GIVEN TASK: Which lines hold the word "जबलप"? Show each of them.

STORED ROWS:
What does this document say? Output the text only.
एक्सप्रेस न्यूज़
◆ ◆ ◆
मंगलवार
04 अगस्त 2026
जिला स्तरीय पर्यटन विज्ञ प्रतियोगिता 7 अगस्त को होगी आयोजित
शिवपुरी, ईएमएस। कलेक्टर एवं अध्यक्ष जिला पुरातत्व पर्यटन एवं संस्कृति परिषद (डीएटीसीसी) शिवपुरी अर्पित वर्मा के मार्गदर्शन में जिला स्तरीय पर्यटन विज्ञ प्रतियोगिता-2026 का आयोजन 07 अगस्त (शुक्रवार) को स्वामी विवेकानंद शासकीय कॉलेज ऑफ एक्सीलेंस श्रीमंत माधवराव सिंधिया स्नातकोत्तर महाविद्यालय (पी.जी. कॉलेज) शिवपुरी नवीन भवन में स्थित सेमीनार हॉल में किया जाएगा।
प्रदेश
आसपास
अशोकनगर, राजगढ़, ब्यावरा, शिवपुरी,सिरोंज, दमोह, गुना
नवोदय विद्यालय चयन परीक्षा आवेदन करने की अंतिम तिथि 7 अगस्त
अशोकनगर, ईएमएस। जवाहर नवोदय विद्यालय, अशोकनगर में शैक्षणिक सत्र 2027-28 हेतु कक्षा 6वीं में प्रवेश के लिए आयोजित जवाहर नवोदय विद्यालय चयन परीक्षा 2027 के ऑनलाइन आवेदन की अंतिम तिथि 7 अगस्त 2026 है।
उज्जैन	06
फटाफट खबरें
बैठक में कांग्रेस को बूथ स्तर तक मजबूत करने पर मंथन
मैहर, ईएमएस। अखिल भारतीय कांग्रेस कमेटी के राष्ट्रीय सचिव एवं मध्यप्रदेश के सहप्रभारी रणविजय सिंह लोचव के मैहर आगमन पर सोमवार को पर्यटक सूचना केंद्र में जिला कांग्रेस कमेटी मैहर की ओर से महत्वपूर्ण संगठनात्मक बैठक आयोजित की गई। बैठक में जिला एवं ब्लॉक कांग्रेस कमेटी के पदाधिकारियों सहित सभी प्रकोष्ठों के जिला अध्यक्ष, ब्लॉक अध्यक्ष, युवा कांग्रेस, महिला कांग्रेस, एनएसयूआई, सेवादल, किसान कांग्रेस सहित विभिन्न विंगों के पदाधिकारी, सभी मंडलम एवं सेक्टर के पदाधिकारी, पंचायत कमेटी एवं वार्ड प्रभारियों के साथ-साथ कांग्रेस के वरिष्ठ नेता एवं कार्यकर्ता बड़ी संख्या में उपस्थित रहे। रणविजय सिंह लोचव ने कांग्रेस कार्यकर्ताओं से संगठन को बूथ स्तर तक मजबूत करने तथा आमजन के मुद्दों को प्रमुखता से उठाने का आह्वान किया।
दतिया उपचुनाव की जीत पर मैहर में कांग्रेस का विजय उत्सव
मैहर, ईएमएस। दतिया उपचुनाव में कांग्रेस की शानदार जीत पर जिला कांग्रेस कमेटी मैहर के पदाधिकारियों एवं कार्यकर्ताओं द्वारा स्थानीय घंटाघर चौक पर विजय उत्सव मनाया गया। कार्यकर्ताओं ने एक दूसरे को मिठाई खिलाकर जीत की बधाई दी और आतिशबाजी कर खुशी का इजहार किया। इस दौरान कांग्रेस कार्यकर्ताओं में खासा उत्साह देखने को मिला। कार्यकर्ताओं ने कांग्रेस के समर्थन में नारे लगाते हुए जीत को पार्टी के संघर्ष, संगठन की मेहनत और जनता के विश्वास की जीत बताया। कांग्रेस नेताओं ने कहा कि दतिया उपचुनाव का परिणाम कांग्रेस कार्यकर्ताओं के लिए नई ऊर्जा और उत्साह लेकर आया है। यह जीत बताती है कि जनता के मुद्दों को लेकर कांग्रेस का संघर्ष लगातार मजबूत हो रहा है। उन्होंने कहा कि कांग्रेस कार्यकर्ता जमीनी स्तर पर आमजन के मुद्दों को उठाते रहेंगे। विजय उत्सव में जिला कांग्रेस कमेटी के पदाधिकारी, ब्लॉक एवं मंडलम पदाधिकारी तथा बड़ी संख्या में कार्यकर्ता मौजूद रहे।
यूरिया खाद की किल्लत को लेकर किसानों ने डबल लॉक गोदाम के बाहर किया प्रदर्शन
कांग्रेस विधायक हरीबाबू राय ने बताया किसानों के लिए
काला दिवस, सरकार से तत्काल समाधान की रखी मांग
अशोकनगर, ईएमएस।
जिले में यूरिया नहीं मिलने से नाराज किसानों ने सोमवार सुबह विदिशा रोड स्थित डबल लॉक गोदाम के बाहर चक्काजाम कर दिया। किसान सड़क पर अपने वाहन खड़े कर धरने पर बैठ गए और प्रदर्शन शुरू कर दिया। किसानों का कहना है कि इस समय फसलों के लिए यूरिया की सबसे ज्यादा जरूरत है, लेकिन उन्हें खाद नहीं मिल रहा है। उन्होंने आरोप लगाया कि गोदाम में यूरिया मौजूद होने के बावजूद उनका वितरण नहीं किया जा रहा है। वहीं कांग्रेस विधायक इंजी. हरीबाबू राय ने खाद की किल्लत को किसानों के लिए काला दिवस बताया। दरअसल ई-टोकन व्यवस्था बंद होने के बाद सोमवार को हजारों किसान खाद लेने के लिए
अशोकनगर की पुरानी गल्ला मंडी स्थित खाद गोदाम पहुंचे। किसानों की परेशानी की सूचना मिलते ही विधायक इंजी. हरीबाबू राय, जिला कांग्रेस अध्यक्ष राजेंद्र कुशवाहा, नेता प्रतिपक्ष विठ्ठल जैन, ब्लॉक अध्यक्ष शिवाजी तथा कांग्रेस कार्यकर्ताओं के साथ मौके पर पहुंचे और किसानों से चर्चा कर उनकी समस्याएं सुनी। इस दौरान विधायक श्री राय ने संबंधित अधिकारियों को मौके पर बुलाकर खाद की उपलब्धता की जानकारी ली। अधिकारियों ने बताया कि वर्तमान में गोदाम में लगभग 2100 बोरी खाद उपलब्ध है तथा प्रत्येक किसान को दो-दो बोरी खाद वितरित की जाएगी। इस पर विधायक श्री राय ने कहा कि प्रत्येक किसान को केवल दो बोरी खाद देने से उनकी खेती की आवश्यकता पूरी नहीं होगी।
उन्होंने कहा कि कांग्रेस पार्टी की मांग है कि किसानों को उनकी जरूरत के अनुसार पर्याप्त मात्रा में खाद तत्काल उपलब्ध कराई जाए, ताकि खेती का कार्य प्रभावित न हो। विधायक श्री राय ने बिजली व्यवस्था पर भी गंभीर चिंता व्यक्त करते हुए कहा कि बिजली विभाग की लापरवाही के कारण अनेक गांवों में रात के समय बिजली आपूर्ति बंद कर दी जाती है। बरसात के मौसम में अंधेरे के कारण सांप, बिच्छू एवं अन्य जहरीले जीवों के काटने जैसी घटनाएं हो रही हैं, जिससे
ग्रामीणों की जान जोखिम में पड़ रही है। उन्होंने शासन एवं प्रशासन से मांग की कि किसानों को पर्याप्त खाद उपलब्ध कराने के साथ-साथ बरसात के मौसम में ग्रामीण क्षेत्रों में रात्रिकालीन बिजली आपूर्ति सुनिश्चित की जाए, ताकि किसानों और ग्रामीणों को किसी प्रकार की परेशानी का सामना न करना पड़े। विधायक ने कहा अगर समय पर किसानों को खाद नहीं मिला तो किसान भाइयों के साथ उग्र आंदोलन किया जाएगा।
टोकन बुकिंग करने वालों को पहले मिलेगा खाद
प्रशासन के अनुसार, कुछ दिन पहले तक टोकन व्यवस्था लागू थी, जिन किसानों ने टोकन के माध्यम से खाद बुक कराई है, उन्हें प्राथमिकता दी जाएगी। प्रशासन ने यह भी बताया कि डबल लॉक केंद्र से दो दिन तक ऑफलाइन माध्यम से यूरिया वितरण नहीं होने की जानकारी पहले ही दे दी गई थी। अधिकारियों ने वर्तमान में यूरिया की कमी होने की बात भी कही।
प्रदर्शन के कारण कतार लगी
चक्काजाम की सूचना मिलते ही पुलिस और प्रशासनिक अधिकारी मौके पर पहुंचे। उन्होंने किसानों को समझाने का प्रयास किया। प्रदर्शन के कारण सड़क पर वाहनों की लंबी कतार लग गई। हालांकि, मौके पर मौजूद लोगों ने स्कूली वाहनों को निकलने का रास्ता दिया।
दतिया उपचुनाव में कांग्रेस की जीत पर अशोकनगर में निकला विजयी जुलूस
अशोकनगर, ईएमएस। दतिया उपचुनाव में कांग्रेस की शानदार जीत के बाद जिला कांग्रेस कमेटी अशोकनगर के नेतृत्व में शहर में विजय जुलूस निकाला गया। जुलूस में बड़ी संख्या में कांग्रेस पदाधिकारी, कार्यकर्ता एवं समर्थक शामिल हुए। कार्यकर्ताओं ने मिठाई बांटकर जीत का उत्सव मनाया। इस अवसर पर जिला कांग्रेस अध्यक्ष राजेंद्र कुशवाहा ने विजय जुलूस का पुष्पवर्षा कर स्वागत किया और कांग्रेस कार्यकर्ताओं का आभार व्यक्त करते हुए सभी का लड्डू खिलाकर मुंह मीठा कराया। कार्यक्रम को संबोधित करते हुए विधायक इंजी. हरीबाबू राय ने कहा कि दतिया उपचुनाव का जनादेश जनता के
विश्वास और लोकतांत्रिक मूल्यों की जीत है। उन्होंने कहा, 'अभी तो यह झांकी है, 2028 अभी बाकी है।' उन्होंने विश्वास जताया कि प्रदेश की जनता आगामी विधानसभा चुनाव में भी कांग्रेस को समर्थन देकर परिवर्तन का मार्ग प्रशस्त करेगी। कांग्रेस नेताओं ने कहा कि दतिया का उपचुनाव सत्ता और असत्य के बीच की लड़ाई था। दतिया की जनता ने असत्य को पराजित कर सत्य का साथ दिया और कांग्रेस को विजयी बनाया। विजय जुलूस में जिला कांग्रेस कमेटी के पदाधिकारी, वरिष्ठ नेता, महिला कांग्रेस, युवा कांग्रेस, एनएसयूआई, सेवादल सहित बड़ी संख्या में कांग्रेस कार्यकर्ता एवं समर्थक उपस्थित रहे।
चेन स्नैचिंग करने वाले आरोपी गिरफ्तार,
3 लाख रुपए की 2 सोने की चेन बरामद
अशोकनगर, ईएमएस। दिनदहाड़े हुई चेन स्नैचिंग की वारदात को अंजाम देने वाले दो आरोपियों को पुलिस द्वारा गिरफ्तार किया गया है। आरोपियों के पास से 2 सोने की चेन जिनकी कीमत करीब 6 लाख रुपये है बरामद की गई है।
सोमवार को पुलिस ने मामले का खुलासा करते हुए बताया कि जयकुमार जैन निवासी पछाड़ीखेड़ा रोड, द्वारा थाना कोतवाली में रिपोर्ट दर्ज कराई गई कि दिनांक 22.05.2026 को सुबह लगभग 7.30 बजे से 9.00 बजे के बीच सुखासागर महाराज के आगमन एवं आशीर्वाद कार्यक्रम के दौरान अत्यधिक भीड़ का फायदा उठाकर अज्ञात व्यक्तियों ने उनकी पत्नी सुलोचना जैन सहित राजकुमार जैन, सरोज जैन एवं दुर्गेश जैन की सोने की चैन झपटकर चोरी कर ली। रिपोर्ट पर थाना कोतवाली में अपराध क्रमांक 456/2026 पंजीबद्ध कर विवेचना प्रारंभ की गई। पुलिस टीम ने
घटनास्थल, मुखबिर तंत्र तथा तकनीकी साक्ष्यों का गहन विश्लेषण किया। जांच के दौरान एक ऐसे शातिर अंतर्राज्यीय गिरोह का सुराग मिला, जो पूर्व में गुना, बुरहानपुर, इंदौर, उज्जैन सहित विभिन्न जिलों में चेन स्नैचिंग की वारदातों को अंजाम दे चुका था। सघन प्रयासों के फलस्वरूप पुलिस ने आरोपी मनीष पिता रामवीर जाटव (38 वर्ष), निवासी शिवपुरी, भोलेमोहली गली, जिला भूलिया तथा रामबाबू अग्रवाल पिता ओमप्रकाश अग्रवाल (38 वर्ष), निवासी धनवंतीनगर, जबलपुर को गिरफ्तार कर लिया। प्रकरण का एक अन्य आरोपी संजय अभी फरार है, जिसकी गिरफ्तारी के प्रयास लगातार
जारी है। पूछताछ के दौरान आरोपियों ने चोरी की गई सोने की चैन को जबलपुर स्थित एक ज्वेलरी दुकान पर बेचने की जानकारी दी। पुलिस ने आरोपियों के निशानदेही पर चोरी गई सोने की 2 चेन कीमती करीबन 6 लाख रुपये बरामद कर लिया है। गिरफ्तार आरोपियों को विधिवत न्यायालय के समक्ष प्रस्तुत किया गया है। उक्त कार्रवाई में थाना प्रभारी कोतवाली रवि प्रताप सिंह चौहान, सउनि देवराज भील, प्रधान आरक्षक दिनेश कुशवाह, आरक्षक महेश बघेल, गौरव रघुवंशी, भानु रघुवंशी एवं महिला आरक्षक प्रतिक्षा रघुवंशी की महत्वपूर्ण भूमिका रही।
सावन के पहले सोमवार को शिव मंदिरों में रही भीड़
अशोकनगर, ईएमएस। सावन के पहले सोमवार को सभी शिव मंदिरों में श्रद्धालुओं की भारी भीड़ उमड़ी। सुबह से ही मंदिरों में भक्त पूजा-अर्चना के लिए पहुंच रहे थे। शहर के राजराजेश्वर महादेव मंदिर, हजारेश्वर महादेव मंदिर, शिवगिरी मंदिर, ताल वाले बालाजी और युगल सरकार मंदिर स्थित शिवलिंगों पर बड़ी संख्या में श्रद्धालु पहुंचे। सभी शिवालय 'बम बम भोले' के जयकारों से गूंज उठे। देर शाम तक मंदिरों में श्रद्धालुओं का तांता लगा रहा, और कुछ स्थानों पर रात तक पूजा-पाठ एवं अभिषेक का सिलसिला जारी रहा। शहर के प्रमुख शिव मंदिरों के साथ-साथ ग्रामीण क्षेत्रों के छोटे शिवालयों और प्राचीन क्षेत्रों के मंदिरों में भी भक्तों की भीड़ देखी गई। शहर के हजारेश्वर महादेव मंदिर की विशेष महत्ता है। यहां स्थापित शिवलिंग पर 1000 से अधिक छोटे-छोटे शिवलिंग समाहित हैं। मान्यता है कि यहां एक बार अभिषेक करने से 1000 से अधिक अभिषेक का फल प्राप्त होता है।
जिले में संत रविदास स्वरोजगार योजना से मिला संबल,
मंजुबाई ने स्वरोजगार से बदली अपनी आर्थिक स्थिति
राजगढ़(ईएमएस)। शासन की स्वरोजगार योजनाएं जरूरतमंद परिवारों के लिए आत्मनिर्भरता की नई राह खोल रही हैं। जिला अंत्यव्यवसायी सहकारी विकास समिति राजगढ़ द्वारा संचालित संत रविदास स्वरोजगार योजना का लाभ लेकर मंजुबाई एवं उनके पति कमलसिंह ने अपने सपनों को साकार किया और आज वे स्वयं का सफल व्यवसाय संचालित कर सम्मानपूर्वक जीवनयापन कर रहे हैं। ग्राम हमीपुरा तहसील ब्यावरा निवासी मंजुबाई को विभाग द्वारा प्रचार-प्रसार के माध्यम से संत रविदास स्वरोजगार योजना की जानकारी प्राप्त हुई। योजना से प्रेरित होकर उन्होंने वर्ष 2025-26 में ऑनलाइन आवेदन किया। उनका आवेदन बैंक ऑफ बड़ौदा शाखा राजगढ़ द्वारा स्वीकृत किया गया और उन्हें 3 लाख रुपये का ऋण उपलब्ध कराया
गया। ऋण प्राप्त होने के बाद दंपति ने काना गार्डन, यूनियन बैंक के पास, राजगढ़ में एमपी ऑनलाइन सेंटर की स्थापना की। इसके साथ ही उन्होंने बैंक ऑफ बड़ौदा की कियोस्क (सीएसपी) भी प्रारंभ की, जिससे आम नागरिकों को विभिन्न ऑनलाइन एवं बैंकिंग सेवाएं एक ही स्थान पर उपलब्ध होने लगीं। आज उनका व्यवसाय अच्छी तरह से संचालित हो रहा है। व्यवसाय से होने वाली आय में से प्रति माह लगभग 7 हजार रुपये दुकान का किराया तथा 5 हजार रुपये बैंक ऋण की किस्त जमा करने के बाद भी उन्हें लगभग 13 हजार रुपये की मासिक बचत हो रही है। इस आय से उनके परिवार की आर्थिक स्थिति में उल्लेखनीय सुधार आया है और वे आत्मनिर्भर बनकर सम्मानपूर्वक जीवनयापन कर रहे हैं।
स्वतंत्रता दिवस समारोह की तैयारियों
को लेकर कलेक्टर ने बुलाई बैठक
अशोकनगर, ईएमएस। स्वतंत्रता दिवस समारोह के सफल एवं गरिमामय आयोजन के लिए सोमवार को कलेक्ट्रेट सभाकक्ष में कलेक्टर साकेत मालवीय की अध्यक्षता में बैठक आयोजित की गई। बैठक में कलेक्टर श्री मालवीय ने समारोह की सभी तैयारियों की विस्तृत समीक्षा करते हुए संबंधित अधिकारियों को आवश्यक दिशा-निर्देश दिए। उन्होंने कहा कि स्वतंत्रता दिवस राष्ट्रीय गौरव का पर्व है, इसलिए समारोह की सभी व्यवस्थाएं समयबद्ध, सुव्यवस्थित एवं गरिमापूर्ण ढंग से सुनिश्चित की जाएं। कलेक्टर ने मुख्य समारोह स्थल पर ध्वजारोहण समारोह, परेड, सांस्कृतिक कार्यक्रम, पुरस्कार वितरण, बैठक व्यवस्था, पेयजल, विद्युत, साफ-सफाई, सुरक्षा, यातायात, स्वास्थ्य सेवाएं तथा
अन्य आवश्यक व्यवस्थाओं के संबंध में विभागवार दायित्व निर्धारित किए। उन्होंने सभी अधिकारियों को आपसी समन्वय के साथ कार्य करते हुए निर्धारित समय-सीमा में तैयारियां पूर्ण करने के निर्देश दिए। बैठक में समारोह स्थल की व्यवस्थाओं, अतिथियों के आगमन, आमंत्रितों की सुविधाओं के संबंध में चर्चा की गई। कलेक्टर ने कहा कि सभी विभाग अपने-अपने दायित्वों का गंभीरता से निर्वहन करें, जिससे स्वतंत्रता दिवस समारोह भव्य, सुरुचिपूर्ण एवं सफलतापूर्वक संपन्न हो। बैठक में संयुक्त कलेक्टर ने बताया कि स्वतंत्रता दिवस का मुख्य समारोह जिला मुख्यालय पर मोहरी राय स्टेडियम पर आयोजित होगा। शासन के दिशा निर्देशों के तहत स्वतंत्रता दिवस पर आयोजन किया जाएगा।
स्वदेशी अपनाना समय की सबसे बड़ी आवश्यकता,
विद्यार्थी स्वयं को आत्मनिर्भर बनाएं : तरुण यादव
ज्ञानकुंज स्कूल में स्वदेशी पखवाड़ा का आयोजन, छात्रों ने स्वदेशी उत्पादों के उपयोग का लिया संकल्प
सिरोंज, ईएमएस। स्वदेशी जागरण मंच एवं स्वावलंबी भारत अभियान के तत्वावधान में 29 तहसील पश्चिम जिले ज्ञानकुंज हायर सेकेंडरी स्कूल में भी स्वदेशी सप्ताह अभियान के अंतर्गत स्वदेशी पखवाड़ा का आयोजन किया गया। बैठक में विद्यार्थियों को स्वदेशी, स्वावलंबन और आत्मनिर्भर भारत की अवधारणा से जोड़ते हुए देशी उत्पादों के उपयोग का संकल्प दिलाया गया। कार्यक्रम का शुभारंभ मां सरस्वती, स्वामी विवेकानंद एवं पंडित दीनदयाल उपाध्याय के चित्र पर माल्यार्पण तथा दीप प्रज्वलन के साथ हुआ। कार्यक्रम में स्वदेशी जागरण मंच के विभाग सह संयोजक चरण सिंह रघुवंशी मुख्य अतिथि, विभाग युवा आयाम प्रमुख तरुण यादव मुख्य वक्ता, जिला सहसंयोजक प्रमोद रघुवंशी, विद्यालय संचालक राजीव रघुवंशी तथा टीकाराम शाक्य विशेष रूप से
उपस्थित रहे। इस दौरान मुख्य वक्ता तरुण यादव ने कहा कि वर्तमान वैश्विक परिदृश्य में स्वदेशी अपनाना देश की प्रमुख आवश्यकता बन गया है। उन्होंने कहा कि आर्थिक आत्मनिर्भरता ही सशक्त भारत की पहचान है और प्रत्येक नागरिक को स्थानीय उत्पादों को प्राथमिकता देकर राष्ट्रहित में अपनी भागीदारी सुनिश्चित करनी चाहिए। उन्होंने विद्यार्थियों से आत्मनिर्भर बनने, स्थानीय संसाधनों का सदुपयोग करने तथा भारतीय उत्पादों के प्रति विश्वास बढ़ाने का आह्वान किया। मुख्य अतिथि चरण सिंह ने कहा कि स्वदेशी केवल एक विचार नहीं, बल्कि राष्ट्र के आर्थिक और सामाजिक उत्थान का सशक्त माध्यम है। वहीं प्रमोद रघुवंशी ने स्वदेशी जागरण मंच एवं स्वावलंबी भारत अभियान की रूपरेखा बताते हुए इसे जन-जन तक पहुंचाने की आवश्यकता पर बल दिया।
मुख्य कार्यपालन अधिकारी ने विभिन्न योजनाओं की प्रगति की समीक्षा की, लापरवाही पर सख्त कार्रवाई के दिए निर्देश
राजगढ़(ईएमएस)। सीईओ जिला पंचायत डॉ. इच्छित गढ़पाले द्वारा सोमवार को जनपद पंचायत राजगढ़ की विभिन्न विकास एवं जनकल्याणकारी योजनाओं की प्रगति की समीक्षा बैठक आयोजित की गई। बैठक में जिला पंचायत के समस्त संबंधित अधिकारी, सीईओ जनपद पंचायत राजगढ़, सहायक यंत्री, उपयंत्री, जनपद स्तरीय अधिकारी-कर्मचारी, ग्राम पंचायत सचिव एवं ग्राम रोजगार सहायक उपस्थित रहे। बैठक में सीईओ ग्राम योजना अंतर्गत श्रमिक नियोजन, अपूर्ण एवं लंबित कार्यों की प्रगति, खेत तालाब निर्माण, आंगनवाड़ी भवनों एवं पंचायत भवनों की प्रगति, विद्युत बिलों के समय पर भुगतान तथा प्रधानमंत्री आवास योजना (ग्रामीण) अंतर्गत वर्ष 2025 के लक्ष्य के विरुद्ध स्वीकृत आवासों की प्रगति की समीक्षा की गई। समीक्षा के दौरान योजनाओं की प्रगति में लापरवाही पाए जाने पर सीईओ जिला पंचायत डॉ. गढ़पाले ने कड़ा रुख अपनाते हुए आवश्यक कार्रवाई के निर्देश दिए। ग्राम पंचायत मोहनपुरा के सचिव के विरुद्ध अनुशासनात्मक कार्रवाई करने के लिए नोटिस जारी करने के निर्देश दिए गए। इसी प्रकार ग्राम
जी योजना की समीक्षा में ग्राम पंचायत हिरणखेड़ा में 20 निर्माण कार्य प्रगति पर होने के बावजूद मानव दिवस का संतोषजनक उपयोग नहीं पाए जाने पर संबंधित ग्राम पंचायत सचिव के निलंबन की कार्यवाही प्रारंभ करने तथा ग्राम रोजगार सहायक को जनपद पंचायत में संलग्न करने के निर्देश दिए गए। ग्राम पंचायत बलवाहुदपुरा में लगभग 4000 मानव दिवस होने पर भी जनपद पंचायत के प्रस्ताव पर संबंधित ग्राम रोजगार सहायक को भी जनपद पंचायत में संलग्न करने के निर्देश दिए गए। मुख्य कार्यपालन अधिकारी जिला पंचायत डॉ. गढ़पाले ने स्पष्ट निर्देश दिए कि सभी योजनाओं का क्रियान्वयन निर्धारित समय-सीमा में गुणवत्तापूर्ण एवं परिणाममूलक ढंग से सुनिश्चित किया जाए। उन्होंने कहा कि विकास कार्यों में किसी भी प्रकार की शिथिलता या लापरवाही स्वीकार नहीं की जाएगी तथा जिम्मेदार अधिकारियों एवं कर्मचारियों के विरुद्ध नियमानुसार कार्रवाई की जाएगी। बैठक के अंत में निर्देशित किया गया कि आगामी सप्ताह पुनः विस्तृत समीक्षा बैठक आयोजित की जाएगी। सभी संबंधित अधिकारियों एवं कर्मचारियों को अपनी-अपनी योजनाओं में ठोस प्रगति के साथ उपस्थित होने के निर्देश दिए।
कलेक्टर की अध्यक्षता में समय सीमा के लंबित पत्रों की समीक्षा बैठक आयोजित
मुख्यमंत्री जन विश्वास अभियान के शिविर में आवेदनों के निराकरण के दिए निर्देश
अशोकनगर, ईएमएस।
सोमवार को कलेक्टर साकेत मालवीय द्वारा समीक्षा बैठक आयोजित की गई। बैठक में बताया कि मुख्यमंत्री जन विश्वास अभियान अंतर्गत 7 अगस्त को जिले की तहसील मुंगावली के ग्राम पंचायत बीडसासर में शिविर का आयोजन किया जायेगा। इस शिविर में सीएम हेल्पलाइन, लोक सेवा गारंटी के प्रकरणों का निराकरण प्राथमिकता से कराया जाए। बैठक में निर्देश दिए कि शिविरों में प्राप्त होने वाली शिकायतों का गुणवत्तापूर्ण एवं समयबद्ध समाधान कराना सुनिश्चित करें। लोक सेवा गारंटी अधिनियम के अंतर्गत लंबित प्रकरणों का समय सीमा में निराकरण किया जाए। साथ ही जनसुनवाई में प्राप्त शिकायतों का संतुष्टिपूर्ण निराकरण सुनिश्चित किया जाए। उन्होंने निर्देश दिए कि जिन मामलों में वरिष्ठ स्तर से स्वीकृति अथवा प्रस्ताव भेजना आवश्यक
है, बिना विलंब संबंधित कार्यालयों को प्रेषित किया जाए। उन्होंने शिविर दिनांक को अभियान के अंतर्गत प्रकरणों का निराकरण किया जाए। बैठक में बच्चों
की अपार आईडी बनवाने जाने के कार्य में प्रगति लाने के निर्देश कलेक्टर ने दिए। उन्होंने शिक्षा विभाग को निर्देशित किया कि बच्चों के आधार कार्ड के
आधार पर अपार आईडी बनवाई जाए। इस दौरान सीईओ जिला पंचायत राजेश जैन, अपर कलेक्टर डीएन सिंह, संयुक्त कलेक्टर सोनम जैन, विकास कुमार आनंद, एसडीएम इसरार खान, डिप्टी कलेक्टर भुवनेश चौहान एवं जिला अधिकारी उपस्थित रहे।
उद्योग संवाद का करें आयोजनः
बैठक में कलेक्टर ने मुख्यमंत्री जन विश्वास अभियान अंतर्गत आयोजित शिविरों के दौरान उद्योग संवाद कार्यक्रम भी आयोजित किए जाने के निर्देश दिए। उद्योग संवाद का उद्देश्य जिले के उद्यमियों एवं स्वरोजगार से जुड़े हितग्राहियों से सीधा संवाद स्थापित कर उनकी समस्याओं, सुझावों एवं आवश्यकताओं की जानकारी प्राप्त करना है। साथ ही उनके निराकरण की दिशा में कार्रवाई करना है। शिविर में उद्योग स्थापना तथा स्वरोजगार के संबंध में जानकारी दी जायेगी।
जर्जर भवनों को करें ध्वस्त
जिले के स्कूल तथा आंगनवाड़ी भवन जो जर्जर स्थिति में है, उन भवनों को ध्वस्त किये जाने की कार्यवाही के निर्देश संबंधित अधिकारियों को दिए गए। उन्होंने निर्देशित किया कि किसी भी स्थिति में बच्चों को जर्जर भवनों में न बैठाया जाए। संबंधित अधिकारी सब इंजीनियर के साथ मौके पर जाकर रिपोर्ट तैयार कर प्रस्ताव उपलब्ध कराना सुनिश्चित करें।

PROBLEM SOLUTION:
घटनास्थल, मुखबिर तंत्र तथा तकनीकी साक्ष्यों का गहन विश्लेषण किया। जांच के दौरान एक ऐसे शातिर अंतर्राज्यीय गिरोह का सुराग मिला, जो पूर्व में गुना, बुरहानपुर, इंदौर, उज्जैन सहित विभिन्न जिलों में चेन स्नैचिंग की वारदातों को अंजाम दे चुका था। सघन प्रयासों के फलस्वरूप पुलिस ने आरोपी मनीष पिता रामवीर जाटव (38 वर्ष), निवासी शिवपुरी, भोलेमोहली गली, जिला भूलिया तथा रामबाबू अग्रवाल पिता ओमप्रकाश अग्रवाल (38 वर्ष), निवासी धनवंतीनगर, जबलपुर को गिरफ्तार कर लिया। प्रकरण का एक अन्य आरोपी संजय अभी फरार है, जिसकी गिरफ्तारी के प्रयास लगातार
जारी है। पूछताछ के दौरान आरोपियों ने चोरी की गई सोने की चैन को जबलपुर स्थित एक ज्वेलरी दुकान पर बेचने की जानकारी दी। पुलिस ने आरोपियों के निशानदेही पर चोरी गई सोने की 2 चेन कीमती करीबन 6 लाख रुपये बरामद कर लिया है। गिरफ्तार आरोपियों को विधिवत न्यायालय के समक्ष प्रस्तुत किया गया है। उक्त कार्रवाई में थाना प्रभारी कोतवाली रवि प्रताप सिंह चौहान, सउनि देवराज भील, प्रधान आरक्षक दिनेश कुशवाह, आरक्षक महेश बघेल, गौरव रघुवंशी, भानु रघुवंशी एवं महिला आरक्षक प्रतिक्षा रघुवंशी की महत्वपूर्ण भूमिका रही।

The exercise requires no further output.